● Recorded data
==============================

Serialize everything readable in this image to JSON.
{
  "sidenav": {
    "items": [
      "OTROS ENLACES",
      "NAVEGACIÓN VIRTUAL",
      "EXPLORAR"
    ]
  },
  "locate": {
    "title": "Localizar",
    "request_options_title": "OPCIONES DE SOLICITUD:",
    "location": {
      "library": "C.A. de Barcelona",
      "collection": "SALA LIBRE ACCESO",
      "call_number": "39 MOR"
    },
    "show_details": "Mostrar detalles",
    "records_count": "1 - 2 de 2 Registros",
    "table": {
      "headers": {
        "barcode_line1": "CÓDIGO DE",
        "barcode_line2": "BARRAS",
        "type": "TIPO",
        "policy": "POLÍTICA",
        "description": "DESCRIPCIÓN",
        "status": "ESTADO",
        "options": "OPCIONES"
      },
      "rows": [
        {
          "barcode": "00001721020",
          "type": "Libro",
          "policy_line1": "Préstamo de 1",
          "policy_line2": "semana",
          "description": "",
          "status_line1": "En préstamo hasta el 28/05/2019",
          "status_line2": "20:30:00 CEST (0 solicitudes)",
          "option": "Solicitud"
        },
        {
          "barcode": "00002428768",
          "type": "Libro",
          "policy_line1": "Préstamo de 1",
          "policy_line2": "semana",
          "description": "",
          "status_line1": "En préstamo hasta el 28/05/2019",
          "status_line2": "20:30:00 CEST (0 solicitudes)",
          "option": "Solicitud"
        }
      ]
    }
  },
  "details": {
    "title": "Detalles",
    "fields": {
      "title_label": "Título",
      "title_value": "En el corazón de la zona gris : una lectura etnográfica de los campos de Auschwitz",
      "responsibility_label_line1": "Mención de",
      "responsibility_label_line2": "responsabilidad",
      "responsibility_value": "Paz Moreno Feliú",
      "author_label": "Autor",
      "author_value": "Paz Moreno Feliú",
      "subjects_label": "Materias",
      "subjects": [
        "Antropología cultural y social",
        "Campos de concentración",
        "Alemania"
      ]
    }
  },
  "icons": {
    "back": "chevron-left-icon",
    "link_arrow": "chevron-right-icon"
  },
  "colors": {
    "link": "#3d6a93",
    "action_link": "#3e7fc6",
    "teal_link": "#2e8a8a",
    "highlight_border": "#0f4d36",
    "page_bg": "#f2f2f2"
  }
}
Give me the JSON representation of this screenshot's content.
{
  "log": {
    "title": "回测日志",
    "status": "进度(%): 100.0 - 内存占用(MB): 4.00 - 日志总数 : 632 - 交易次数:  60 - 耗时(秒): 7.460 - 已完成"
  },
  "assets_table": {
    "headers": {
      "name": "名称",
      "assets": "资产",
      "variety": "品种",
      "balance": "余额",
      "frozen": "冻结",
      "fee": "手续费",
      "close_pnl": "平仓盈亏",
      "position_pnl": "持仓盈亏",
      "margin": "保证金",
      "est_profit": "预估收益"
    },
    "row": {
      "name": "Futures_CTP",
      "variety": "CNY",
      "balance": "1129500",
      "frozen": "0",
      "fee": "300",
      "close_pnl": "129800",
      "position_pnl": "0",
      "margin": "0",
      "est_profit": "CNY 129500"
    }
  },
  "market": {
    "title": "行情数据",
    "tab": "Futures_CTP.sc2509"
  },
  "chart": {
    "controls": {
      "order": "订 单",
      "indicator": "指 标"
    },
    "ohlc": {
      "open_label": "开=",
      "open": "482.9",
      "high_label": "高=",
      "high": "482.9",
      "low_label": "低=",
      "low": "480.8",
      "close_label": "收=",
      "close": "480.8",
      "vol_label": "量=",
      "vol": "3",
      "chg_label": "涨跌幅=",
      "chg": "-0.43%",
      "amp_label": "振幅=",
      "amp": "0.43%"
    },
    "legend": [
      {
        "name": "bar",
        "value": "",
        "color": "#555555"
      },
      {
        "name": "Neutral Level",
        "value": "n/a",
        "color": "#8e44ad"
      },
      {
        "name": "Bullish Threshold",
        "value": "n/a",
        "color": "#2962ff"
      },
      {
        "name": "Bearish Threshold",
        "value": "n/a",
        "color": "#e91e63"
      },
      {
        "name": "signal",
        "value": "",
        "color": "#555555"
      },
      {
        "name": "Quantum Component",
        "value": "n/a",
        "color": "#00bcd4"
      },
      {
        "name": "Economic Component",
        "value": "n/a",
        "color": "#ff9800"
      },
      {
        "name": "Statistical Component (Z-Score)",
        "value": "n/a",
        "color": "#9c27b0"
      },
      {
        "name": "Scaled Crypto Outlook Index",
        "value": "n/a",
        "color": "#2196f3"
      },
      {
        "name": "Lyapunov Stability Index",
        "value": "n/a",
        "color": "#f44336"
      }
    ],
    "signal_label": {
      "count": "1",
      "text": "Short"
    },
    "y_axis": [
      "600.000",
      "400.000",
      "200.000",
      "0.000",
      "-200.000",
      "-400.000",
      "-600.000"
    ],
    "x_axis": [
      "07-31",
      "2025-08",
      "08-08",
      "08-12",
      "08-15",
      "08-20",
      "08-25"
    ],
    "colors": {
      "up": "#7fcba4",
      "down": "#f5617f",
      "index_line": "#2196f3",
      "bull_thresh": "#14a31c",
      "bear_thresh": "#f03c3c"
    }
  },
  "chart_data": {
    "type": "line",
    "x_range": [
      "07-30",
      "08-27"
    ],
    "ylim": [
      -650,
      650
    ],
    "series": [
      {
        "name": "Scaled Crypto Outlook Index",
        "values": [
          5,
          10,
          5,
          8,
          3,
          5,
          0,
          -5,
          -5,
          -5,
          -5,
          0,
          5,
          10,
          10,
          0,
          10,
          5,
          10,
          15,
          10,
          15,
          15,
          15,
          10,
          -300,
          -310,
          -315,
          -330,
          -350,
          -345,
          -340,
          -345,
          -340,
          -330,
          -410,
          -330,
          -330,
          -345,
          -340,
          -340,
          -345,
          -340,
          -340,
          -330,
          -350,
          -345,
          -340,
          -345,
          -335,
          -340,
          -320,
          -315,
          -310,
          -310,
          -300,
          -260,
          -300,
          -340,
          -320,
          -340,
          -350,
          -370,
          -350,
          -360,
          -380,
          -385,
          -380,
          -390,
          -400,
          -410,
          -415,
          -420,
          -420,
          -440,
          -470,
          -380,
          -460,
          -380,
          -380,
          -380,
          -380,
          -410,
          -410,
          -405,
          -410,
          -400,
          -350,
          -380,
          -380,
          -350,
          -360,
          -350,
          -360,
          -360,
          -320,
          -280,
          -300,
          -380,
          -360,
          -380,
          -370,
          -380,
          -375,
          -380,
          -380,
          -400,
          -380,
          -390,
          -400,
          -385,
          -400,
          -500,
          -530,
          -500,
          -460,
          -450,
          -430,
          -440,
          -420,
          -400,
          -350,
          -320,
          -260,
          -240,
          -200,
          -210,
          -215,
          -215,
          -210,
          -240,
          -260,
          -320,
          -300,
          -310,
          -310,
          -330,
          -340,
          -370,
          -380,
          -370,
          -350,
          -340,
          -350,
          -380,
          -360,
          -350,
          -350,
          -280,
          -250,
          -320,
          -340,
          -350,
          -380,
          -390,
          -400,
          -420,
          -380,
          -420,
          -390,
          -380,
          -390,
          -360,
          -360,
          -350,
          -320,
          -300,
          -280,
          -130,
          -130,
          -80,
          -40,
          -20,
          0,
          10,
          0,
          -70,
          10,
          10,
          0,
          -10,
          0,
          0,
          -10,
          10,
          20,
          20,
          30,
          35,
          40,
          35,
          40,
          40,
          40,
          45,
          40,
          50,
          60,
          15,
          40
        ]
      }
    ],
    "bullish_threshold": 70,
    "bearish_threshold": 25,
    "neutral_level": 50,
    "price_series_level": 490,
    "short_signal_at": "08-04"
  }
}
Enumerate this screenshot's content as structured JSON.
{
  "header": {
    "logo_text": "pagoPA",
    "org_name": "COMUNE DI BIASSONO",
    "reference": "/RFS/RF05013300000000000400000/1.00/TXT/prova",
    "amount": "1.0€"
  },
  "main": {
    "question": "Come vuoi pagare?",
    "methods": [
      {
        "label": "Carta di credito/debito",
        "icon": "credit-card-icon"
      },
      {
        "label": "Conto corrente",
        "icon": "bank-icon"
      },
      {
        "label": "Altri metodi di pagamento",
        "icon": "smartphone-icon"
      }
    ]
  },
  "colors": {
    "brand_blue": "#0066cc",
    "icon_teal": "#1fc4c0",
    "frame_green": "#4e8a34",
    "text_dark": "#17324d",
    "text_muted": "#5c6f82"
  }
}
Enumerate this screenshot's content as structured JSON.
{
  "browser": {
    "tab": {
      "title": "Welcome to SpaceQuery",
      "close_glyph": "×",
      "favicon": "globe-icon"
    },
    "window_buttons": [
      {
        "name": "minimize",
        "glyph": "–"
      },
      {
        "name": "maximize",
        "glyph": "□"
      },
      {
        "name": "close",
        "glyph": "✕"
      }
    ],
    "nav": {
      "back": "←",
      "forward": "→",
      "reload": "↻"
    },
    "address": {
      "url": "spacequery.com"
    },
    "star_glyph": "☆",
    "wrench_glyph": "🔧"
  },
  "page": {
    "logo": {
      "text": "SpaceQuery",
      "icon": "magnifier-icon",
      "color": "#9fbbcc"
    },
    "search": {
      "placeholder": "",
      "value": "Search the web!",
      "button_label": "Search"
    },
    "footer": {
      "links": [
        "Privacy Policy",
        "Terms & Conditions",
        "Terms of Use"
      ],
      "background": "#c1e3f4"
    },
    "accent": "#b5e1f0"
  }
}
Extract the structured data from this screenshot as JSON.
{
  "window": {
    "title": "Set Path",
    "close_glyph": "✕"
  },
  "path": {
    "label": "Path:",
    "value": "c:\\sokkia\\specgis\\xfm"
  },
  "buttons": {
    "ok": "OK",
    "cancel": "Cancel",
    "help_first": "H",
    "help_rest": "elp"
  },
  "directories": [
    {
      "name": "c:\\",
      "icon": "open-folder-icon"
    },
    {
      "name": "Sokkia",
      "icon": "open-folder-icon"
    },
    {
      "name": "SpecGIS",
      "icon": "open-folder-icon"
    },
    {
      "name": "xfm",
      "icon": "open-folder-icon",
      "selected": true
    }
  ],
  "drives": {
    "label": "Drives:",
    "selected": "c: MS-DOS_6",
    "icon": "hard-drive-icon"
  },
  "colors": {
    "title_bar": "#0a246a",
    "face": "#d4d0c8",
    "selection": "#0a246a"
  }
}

==============================

● EXERCISE BRIEF
Using the material above, count the lines containing the word "this". Reply with the number alone.

● EXERCISE RESPONSE
5